» **REQUIRED TASK**: Extract the text of every entry below exactly; leave images out.

» **INFORMATION PROVIDED**:
☆ ☆ ☆
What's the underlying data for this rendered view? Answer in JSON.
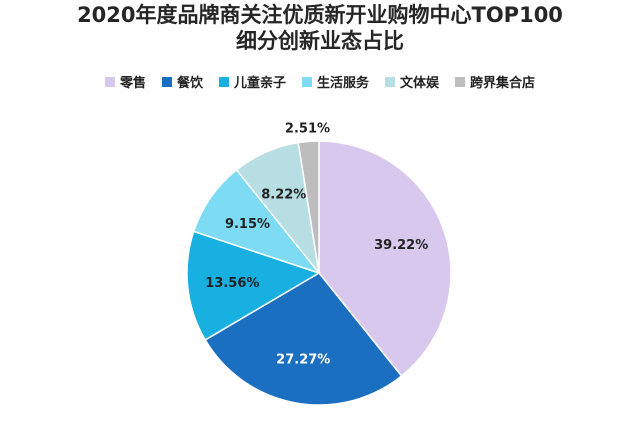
{
  "title_line1": "2020年度品牌商关注优质新开业购物中心TOP100",
  "title_line2": "细分创新业态占比",
  "chart_data": {
    "type": "pie",
    "title": "2020年度品牌商关注优质新开业购物中心TOP100 细分创新业态占比",
    "legend_position": "top",
    "start_angle": "12 o'clock, clockwise",
    "slices": [
      {
        "name": "零售",
        "value": 39.22,
        "label": "39.22%",
        "color": "#D9C8EE"
      },
      {
        "name": "餐饮",
        "value": 27.27,
        "label": "27.27%",
        "color": "#1A6FC0"
      },
      {
        "name": "儿童亲子",
        "value": 13.56,
        "label": "13.56%",
        "color": "#18B0E0"
      },
      {
        "name": "生活服务",
        "value": 9.15,
        "label": "9.15%",
        "color": "#7DDCF4"
      },
      {
        "name": "文体娱",
        "value": 8.22,
        "label": "8.22%",
        "color": "#B7DFE3"
      },
      {
        "name": "跨界集合店",
        "value": 2.51,
        "label": "2.51%",
        "color": "#BDBDBD"
      }
    ]
  }
}
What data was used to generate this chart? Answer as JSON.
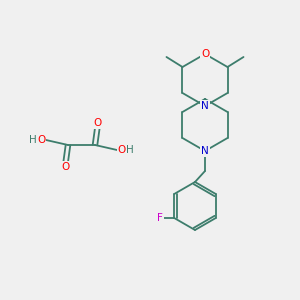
{
  "bg_color": "#F0F0F0",
  "atom_colors": {
    "O": "#FF0000",
    "N": "#0000CD",
    "F": "#CC00CC",
    "C": "#3D7D6C",
    "H": "#3D7D6C"
  },
  "bond_color": "#3D7D6C",
  "bond_width": 1.3,
  "figsize": [
    3.0,
    3.0
  ],
  "dpi": 100
}
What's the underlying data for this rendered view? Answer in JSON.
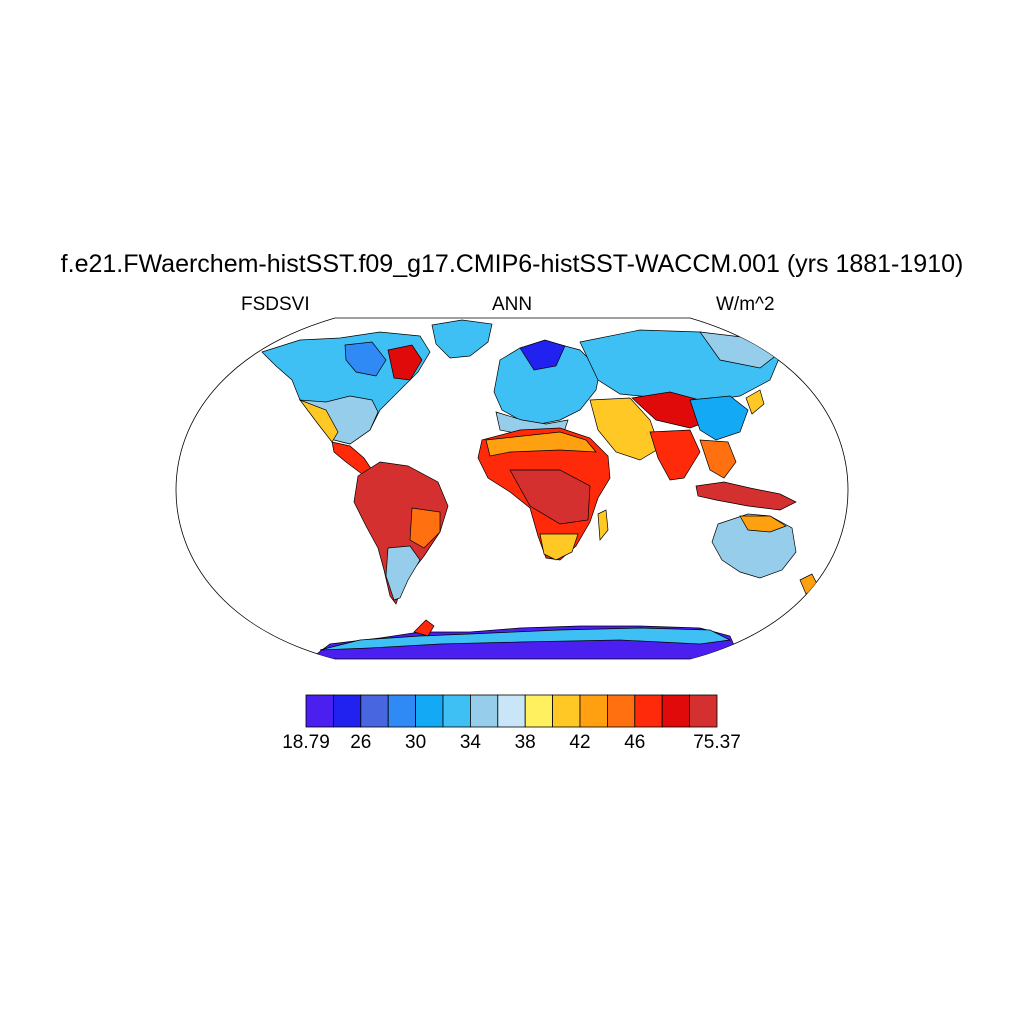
{
  "title": "f.e21.FWaerchem-histSST.f09_g17.CMIP6-histSST-WACCM.001 (yrs 1881-1910)",
  "left_label": "FSDSVI",
  "center_label": "ANN",
  "right_label": "W/m^2",
  "colorbar": {
    "colors": [
      "#4a1ff0",
      "#2222f0",
      "#4766e0",
      "#2f8af5",
      "#14a9f5",
      "#3ec0f5",
      "#96cdea",
      "#c8e6f8",
      "#fff060",
      "#ffc825",
      "#ffa010",
      "#ff7010",
      "#ff2a0a",
      "#e00a0a",
      "#d43030"
    ],
    "labels": [
      "18.79",
      "26",
      "30",
      "34",
      "38",
      "42",
      "46",
      "75.37"
    ],
    "label_boxes": [
      0,
      2,
      4,
      6,
      8,
      10,
      12,
      15
    ]
  },
  "colors": {
    "ocean": "#ffffff",
    "coast": "#000000"
  }
}
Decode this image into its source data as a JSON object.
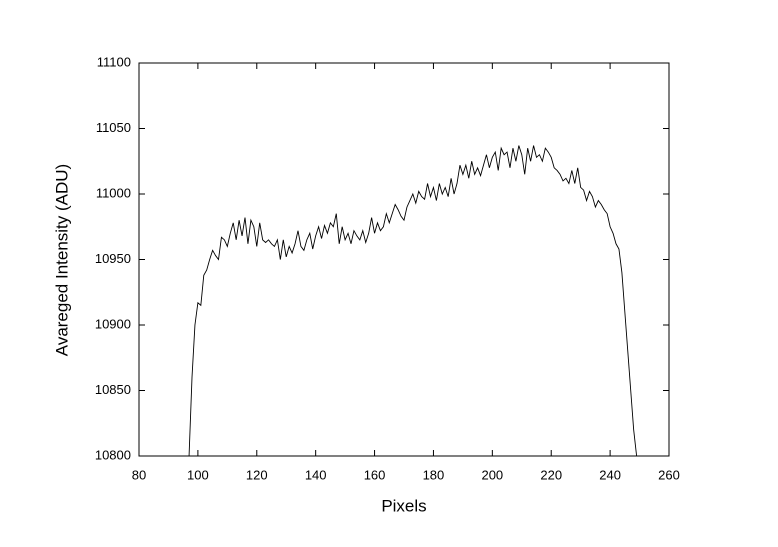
{
  "chart_data": {
    "type": "line",
    "x_label": "Pixels",
    "y_label": "Avareged Intensity (ADU)",
    "x": [
      97,
      98,
      99,
      100,
      101,
      102,
      103,
      104,
      105,
      106,
      107,
      108,
      109,
      110,
      111,
      112,
      113,
      114,
      115,
      116,
      117,
      118,
      119,
      120,
      121,
      122,
      123,
      124,
      125,
      126,
      127,
      128,
      129,
      130,
      131,
      132,
      133,
      134,
      135,
      136,
      137,
      138,
      139,
      140,
      141,
      142,
      143,
      144,
      145,
      146,
      147,
      148,
      149,
      150,
      151,
      152,
      153,
      154,
      155,
      156,
      157,
      158,
      159,
      160,
      161,
      162,
      163,
      164,
      165,
      166,
      167,
      168,
      169,
      170,
      171,
      172,
      173,
      174,
      175,
      176,
      177,
      178,
      179,
      180,
      181,
      182,
      183,
      184,
      185,
      186,
      187,
      188,
      189,
      190,
      191,
      192,
      193,
      194,
      195,
      196,
      197,
      198,
      199,
      200,
      201,
      202,
      203,
      204,
      205,
      206,
      207,
      208,
      209,
      210,
      211,
      212,
      213,
      214,
      215,
      216,
      217,
      218,
      219,
      220,
      221,
      222,
      223,
      224,
      225,
      226,
      227,
      228,
      229,
      230,
      231,
      232,
      233,
      234,
      235,
      236,
      237,
      238,
      239,
      240,
      241,
      242,
      243,
      244,
      245,
      246,
      247,
      248,
      249
    ],
    "values": [
      10800,
      10860,
      10900,
      10917,
      10915,
      10938,
      10942,
      10950,
      10957,
      10953,
      10950,
      10967,
      10965,
      10960,
      10970,
      10978,
      10965,
      10980,
      10968,
      10982,
      10962,
      10980,
      10975,
      10960,
      10978,
      10965,
      10963,
      10965,
      10962,
      10960,
      10965,
      10950,
      10965,
      10952,
      10960,
      10955,
      10962,
      10972,
      10960,
      10957,
      10965,
      10970,
      10958,
      10968,
      10975,
      10966,
      10976,
      10970,
      10978,
      10975,
      10985,
      10962,
      10975,
      10965,
      10970,
      10962,
      10972,
      10968,
      10965,
      10972,
      10963,
      10970,
      10982,
      10970,
      10978,
      10972,
      10975,
      10985,
      10978,
      10985,
      10992,
      10988,
      10983,
      10980,
      10990,
      10995,
      11000,
      10993,
      11002,
      10998,
      10996,
      11008,
      10998,
      11005,
      10995,
      11008,
      11000,
      11005,
      10998,
      11012,
      11000,
      11008,
      11022,
      11015,
      11022,
      11012,
      11025,
      11015,
      11020,
      11014,
      11022,
      11030,
      11020,
      11028,
      11032,
      11018,
      11035,
      11030,
      11032,
      11020,
      11035,
      11025,
      11037,
      11030,
      11015,
      11035,
      11025,
      11037,
      11028,
      11030,
      11025,
      11035,
      11032,
      11028,
      11020,
      11018,
      11015,
      11010,
      11012,
      11008,
      11018,
      11008,
      11020,
      11005,
      11003,
      10995,
      11002,
      10998,
      10990,
      10995,
      10992,
      10988,
      10985,
      10975,
      10970,
      10962,
      10958,
      10940,
      10910,
      10880,
      10850,
      10820,
      10800
    ],
    "color": "#000000",
    "xlim": [
      80,
      260
    ],
    "xticks": [
      80,
      100,
      120,
      140,
      160,
      180,
      200,
      220,
      240,
      260
    ],
    "ylim": [
      10800,
      11100
    ],
    "yticks": [
      10800,
      10850,
      10900,
      10950,
      11000,
      11050,
      11100
    ]
  }
}
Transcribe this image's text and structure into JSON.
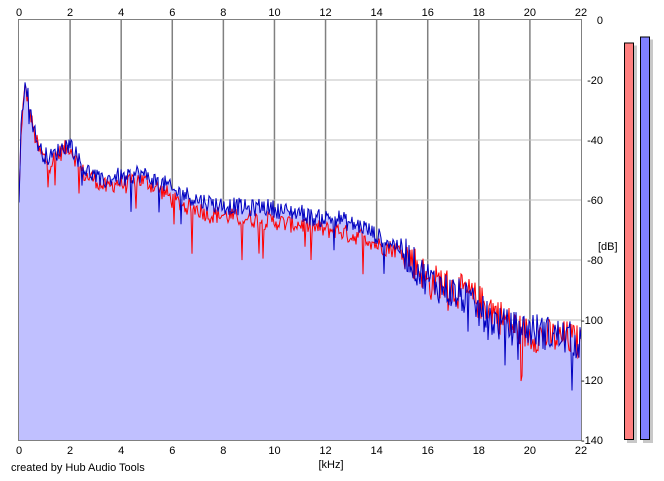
☆ ☆ ☆
» **EXERCISE OUTPUT**:
What's the underlying data for this rendered view? Answer in JSON.
{
  "title_line1": "2020年度品牌商关注优质新开业购物中心TOP100",
  "title_line2": "细分创新业态占比",
  "chart_data": {
    "type": "pie",
    "title": "2020年度品牌商关注优质新开业购物中心TOP100 细分创新业态占比",
    "legend_position": "top",
    "start_angle": "12 o'clock, clockwise",
    "slices": [
      {
        "name": "零售",
        "value": 39.22,
        "label": "39.22%",
        "color": "#D9C8EE"
      },
      {
        "name": "餐饮",
        "value": 27.27,
        "label": "27.27%",
        "color": "#1A6FC0"
      },
      {
        "name": "儿童亲子",
        "value": 13.56,
        "label": "13.56%",
        "color": "#18B0E0"
      },
      {
        "name": "生活服务",
        "value": 9.15,
        "label": "9.15%",
        "color": "#7DDCF4"
      },
      {
        "name": "文体娱",
        "value": 8.22,
        "label": "8.22%",
        "color": "#B7DFE3"
      },
      {
        "name": "跨界集合店",
        "value": 2.51,
        "label": "2.51%",
        "color": "#BDBDBD"
      }
    ]
  }
}
What data was used to generate this chart? Answer as JSON.
{
  "bg_color": "#F0F0F0",
  "atom_colors": {
    "O": "#FF0000",
    "N": "#0000CD",
    "F": "#CC00CC",
    "C": "#3D7D6C",
    "H": "#3D7D6C"
  },
  "bond_color": "#3D7D6C",
  "bond_width": 1.3,
  "figsize": [
    3.0,
    3.0
  ],
  "dpi": 100
}
What's the underlying data for this rendered view? Answer in JSON.
{
  "title": "f.e21.FWaerchem-histSST.f09_g17.CMIP6-histSST-WACCM.001 (yrs 1881-1910)",
  "left_label": "FSDSVI",
  "center_label": "ANN",
  "right_label": "W/m^2",
  "colorbar": {
    "colors": [
      "#4a1ff0",
      "#2222f0",
      "#4766e0",
      "#2f8af5",
      "#14a9f5",
      "#3ec0f5",
      "#96cdea",
      "#c8e6f8",
      "#fff060",
      "#ffc825",
      "#ffa010",
      "#ff7010",
      "#ff2a0a",
      "#e00a0a",
      "#d43030"
    ],
    "labels": [
      "18.79",
      "26",
      "30",
      "34",
      "38",
      "42",
      "46",
      "75.37"
    ],
    "label_boxes": [
      0,
      2,
      4,
      6,
      8,
      10,
      12,
      15
    ]
  },
  "colors": {
    "ocean": "#ffffff",
    "coast": "#000000"
  }
}
Decode this image into its source data as a JSON object.
{
  "chart_data": {
    "type": "line",
    "x_label": "Pixels",
    "y_label": "Avareged Intensity (ADU)",
    "x": [
      97,
      98,
      99,
      100,
      101,
      102,
      103,
      104,
      105,
      106,
      107,
      108,
      109,
      110,
      111,
      112,
      113,
      114,
      115,
      116,
      117,
      118,
      119,
      120,
      121,
      122,
      123,
      124,
      125,
      126,
      127,
      128,
      129,
      130,
      131,
      132,
      133,
      134,
      135,
      136,
      137,
      138,
      139,
      140,
      141,
      142,
      143,
      144,
      145,
      146,
      147,
      148,
      149,
      150,
      151,
      152,
      153,
      154,
      155,
      156,
      157,
      158,
      159,
      160,
      161,
      162,
      163,
      164,
      165,
      166,
      167,
      168,
      169,
      170,
      171,
      172,
      173,
      174,
      175,
      176,
      177,
      178,
      179,
      180,
      181,
      182,
      183,
      184,
      185,
      186,
      187,
      188,
      189,
      190,
      191,
      192,
      193,
      194,
      195,
      196,
      197,
      198,
      199,
      200,
      201,
      202,
      203,
      204,
      205,
      206,
      207,
      208,
      209,
      210,
      211,
      212,
      213,
      214,
      215,
      216,
      217,
      218,
      219,
      220,
      221,
      222,
      223,
      224,
      225,
      226,
      227,
      228,
      229,
      230,
      231,
      232,
      233,
      234,
      235,
      236,
      237,
      238,
      239,
      240,
      241,
      242,
      243,
      244,
      245,
      246,
      247,
      248,
      249
    ],
    "values": [
      10800,
      10860,
      10900,
      10917,
      10915,
      10938,
      10942,
      10950,
      10957,
      10953,
      10950,
      10967,
      10965,
      10960,
      10970,
      10978,
      10965,
      10980,
      10968,
      10982,
      10962,
      10980,
      10975,
      10960,
      10978,
      10965,
      10963,
      10965,
      10962,
      10960,
      10965,
      10950,
      10965,
      10952,
      10960,
      10955,
      10962,
      10972,
      10960,
      10957,
      10965,
      10970,
      10958,
      10968,
      10975,
      10966,
      10976,
      10970,
      10978,
      10975,
      10985,
      10962,
      10975,
      10965,
      10970,
      10962,
      10972,
      10968,
      10965,
      10972,
      10963,
      10970,
      10982,
      10970,
      10978,
      10972,
      10975,
      10985,
      10978,
      10985,
      10992,
      10988,
      10983,
      10980,
      10990,
      10995,
      11000,
      10993,
      11002,
      10998,
      10996,
      11008,
      10998,
      11005,
      10995,
      11008,
      11000,
      11005,
      10998,
      11012,
      11000,
      11008,
      11022,
      11015,
      11022,
      11012,
      11025,
      11015,
      11020,
      11014,
      11022,
      11030,
      11020,
      11028,
      11032,
      11018,
      11035,
      11030,
      11032,
      11020,
      11035,
      11025,
      11037,
      11030,
      11015,
      11035,
      11025,
      11037,
      11028,
      11030,
      11025,
      11035,
      11032,
      11028,
      11020,
      11018,
      11015,
      11010,
      11012,
      11008,
      11018,
      11008,
      11020,
      11005,
      11003,
      10995,
      11002,
      10998,
      10990,
      10995,
      10992,
      10988,
      10985,
      10975,
      10970,
      10962,
      10958,
      10940,
      10910,
      10880,
      10850,
      10820,
      10800
    ],
    "color": "#000000",
    "xlim": [
      80,
      260
    ],
    "xticks": [
      80,
      100,
      120,
      140,
      160,
      180,
      200,
      220,
      240,
      260
    ],
    "ylim": [
      10800,
      11100
    ],
    "yticks": [
      10800,
      10850,
      10900,
      10950,
      11000,
      11050,
      11100
    ]
  }
}
Transcribe this image's text and structure into JSON.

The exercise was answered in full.